━━━━━ Provided data
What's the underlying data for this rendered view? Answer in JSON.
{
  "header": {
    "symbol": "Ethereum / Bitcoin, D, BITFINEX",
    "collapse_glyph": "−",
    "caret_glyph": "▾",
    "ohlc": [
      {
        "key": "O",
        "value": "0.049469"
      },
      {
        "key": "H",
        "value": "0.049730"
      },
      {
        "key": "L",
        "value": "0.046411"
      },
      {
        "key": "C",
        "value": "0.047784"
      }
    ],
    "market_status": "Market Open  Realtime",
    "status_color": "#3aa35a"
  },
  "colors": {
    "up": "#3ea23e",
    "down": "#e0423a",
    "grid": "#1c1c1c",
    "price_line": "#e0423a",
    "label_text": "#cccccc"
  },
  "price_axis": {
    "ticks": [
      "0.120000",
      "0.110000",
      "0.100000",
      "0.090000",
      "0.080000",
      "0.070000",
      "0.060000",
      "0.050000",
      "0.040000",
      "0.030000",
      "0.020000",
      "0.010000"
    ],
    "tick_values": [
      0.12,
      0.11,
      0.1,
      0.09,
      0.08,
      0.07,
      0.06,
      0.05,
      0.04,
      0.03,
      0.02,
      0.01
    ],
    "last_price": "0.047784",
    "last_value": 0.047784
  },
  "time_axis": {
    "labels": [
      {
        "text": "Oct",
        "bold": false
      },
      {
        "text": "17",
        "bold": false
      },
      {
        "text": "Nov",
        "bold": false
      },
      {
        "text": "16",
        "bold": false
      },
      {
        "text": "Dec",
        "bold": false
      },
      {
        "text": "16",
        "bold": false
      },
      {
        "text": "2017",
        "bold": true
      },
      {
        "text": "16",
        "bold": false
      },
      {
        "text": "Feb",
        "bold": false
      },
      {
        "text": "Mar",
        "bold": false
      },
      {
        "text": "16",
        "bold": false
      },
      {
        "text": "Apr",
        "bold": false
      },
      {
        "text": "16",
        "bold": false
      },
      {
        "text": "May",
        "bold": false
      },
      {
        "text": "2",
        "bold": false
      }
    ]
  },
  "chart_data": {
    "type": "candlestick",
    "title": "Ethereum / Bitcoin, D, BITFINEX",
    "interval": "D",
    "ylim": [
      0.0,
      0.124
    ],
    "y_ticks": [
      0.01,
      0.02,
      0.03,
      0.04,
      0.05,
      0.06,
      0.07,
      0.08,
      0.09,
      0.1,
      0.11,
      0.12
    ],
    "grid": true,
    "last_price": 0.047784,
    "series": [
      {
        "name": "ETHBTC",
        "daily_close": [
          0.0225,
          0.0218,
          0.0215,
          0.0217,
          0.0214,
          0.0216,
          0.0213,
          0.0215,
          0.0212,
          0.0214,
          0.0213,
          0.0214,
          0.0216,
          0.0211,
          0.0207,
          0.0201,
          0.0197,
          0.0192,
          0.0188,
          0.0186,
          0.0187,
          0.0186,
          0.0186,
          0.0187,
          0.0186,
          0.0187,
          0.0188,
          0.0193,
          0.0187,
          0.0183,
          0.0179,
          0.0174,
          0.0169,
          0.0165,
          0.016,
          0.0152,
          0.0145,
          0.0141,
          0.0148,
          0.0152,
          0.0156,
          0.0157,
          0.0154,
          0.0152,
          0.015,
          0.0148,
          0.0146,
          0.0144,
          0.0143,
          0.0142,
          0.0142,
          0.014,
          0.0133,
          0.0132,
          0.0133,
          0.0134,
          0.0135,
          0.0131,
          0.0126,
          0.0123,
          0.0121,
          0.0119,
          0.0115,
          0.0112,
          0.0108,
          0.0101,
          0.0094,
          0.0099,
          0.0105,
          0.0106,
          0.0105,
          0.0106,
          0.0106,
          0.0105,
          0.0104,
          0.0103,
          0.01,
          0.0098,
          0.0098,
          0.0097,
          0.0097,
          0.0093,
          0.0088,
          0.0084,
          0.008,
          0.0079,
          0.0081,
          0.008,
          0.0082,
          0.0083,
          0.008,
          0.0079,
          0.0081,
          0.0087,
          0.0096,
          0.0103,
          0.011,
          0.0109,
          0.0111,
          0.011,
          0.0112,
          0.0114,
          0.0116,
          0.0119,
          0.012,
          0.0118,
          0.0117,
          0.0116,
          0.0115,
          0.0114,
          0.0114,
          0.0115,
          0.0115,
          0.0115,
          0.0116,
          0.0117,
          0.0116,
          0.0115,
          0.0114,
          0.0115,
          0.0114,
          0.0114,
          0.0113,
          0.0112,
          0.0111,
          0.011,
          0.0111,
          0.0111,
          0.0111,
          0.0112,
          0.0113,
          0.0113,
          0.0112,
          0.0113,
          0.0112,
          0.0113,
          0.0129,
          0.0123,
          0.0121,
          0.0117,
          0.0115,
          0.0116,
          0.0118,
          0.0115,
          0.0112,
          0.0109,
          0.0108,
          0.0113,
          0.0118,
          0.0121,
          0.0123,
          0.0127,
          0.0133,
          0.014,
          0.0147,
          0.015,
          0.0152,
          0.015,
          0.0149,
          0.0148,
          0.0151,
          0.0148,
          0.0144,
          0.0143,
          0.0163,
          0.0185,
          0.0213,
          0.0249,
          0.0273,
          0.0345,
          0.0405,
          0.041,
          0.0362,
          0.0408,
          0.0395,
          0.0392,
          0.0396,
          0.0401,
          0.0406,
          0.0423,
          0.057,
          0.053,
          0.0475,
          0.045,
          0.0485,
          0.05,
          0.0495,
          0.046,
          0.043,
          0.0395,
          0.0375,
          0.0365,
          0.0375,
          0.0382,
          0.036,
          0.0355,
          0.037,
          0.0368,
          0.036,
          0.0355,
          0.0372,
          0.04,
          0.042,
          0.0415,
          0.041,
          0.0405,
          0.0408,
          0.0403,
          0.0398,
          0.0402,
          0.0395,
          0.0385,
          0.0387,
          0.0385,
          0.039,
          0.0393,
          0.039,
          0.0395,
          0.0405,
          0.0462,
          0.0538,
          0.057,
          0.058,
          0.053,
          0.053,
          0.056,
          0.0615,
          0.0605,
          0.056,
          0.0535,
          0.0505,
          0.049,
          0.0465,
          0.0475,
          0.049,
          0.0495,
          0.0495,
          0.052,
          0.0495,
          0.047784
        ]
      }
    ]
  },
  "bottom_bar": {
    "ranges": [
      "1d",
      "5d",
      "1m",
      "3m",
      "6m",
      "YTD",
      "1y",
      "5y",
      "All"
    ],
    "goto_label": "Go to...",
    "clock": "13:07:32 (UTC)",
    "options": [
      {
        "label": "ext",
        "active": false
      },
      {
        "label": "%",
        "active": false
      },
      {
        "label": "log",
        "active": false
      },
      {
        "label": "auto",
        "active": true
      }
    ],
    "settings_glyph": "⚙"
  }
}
━━━━━━━━━━
Transcribe every entry verbatim.

#### [Final result]
What's the underlying data for this rendered view? Answer in JSON.
{
  "header": {
    "symbol": "Ethereum / Bitcoin, D, BITFINEX",
    "collapse_glyph": "−",
    "caret_glyph": "▾",
    "ohlc": [
      {
        "key": "O",
        "value": "0.049469"
      },
      {
        "key": "H",
        "value": "0.049730"
      },
      {
        "key": "L",
        "value": "0.046411"
      },
      {
        "key": "C",
        "value": "0.047784"
      }
    ],
    "market_status": "Market Open  Realtime",
    "status_color": "#3aa35a"
  },
  "colors": {
    "up": "#3ea23e",
    "down": "#e0423a",
    "grid": "#1c1c1c",
    "price_line": "#e0423a",
    "label_text": "#cccccc"
  },
  "price_axis": {
    "ticks": [
      "0.120000",
      "0.110000",
      "0.100000",
      "0.090000",
      "0.080000",
      "0.070000",
      "0.060000",
      "0.050000",
      "0.040000",
      "0.030000",
      "0.020000",
      "0.010000"
    ],
    "tick_values": [
      0.12,
      0.11,
      0.1,
      0.09,
      0.08,
      0.07,
      0.06,
      0.05,
      0.04,
      0.03,
      0.02,
      0.01
    ],
    "last_price": "0.047784",
    "last_value": 0.047784
  },
  "time_axis": {
    "labels": [
      {
        "text": "Oct",
        "bold": false
      },
      {
        "text": "17",
        "bold": false
      },
      {
        "text": "Nov",
        "bold": false
      },
      {
        "text": "16",
        "bold": false
      },
      {
        "text": "Dec",
        "bold": false
      },
      {
        "text": "16",
        "bold": false
      },
      {
        "text": "2017",
        "bold": true
      },
      {
        "text": "16",
        "bold": false
      },
      {
        "text": "Feb",
        "bold": false
      },
      {
        "text": "Mar",
        "bold": false
      },
      {
        "text": "16",
        "bold": false
      },
      {
        "text": "Apr",
        "bold": false
      },
      {
        "text": "16",
        "bold": false
      },
      {
        "text": "May",
        "bold": false
      },
      {
        "text": "2",
        "bold": false
      }
    ]
  },
  "chart_data": {
    "type": "candlestick",
    "title": "Ethereum / Bitcoin, D, BITFINEX",
    "interval": "D",
    "ylim": [
      0.0,
      0.124
    ],
    "y_ticks": [
      0.01,
      0.02,
      0.03,
      0.04,
      0.05,
      0.06,
      0.07,
      0.08,
      0.09,
      0.1,
      0.11,
      0.12
    ],
    "grid": true,
    "last_price": 0.047784,
    "series": [
      {
        "name": "ETHBTC",
        "daily_close": [
          0.0225,
          0.0218,
          0.0215,
          0.0217,
          0.0214,
          0.0216,
          0.0213,
          0.0215,
          0.0212,
          0.0214,
          0.0213,
          0.0214,
          0.0216,
          0.0211,
          0.0207,
          0.0201,
          0.0197,
          0.0192,
          0.0188,
          0.0186,
          0.0187,
          0.0186,
          0.0186,
          0.0187,
          0.0186,
          0.0187,
          0.0188,
          0.0193,
          0.0187,
          0.0183,
          0.0179,
          0.0174,
          0.0169,
          0.0165,
          0.016,
          0.0152,
          0.0145,
          0.0141,
          0.0148,
          0.0152,
          0.0156,
          0.0157,
          0.0154,
          0.0152,
          0.015,
          0.0148,
          0.0146,
          0.0144,
          0.0143,
          0.0142,
          0.0142,
          0.014,
          0.0133,
          0.0132,
          0.0133,
          0.0134,
          0.0135,
          0.0131,
          0.0126,
          0.0123,
          0.0121,
          0.0119,
          0.0115,
          0.0112,
          0.0108,
          0.0101,
          0.0094,
          0.0099,
          0.0105,
          0.0106,
          0.0105,
          0.0106,
          0.0106,
          0.0105,
          0.0104,
          0.0103,
          0.01,
          0.0098,
          0.0098,
          0.0097,
          0.0097,
          0.0093,
          0.0088,
          0.0084,
          0.008,
          0.0079,
          0.0081,
          0.008,
          0.0082,
          0.0083,
          0.008,
          0.0079,
          0.0081,
          0.0087,
          0.0096,
          0.0103,
          0.011,
          0.0109,
          0.0111,
          0.011,
          0.0112,
          0.0114,
          0.0116,
          0.0119,
          0.012,
          0.0118,
          0.0117,
          0.0116,
          0.0115,
          0.0114,
          0.0114,
          0.0115,
          0.0115,
          0.0115,
          0.0116,
          0.0117,
          0.0116,
          0.0115,
          0.0114,
          0.0115,
          0.0114,
          0.0114,
          0.0113,
          0.0112,
          0.0111,
          0.011,
          0.0111,
          0.0111,
          0.0111,
          0.0112,
          0.0113,
          0.0113,
          0.0112,
          0.0113,
          0.0112,
          0.0113,
          0.0129,
          0.0123,
          0.0121,
          0.0117,
          0.0115,
          0.0116,
          0.0118,
          0.0115,
          0.0112,
          0.0109,
          0.0108,
          0.0113,
          0.0118,
          0.0121,
          0.0123,
          0.0127,
          0.0133,
          0.014,
          0.0147,
          0.015,
          0.0152,
          0.015,
          0.0149,
          0.0148,
          0.0151,
          0.0148,
          0.0144,
          0.0143,
          0.0163,
          0.0185,
          0.0213,
          0.0249,
          0.0273,
          0.0345,
          0.0405,
          0.041,
          0.0362,
          0.0408,
          0.0395,
          0.0392,
          0.0396,
          0.0401,
          0.0406,
          0.0423,
          0.057,
          0.053,
          0.0475,
          0.045,
          0.0485,
          0.05,
          0.0495,
          0.046,
          0.043,
          0.0395,
          0.0375,
          0.0365,
          0.0375,
          0.0382,
          0.036,
          0.0355,
          0.037,
          0.0368,
          0.036,
          0.0355,
          0.0372,
          0.04,
          0.042,
          0.0415,
          0.041,
          0.0405,
          0.0408,
          0.0403,
          0.0398,
          0.0402,
          0.0395,
          0.0385,
          0.0387,
          0.0385,
          0.039,
          0.0393,
          0.039,
          0.0395,
          0.0405,
          0.0462,
          0.0538,
          0.057,
          0.058,
          0.053,
          0.053,
          0.056,
          0.0615,
          0.0605,
          0.056,
          0.0535,
          0.0505,
          0.049,
          0.0465,
          0.0475,
          0.049,
          0.0495,
          0.0495,
          0.052,
          0.0495,
          0.047784
        ]
      }
    ]
  },
  "bottom_bar": {
    "ranges": [
      "1d",
      "5d",
      "1m",
      "3m",
      "6m",
      "YTD",
      "1y",
      "5y",
      "All"
    ],
    "goto_label": "Go to...",
    "clock": "13:07:32 (UTC)",
    "options": [
      {
        "label": "ext",
        "active": false
      },
      {
        "label": "%",
        "active": false
      },
      {
        "label": "log",
        "active": false
      },
      {
        "label": "auto",
        "active": true
      }
    ],
    "settings_glyph": "⚙"
  }
}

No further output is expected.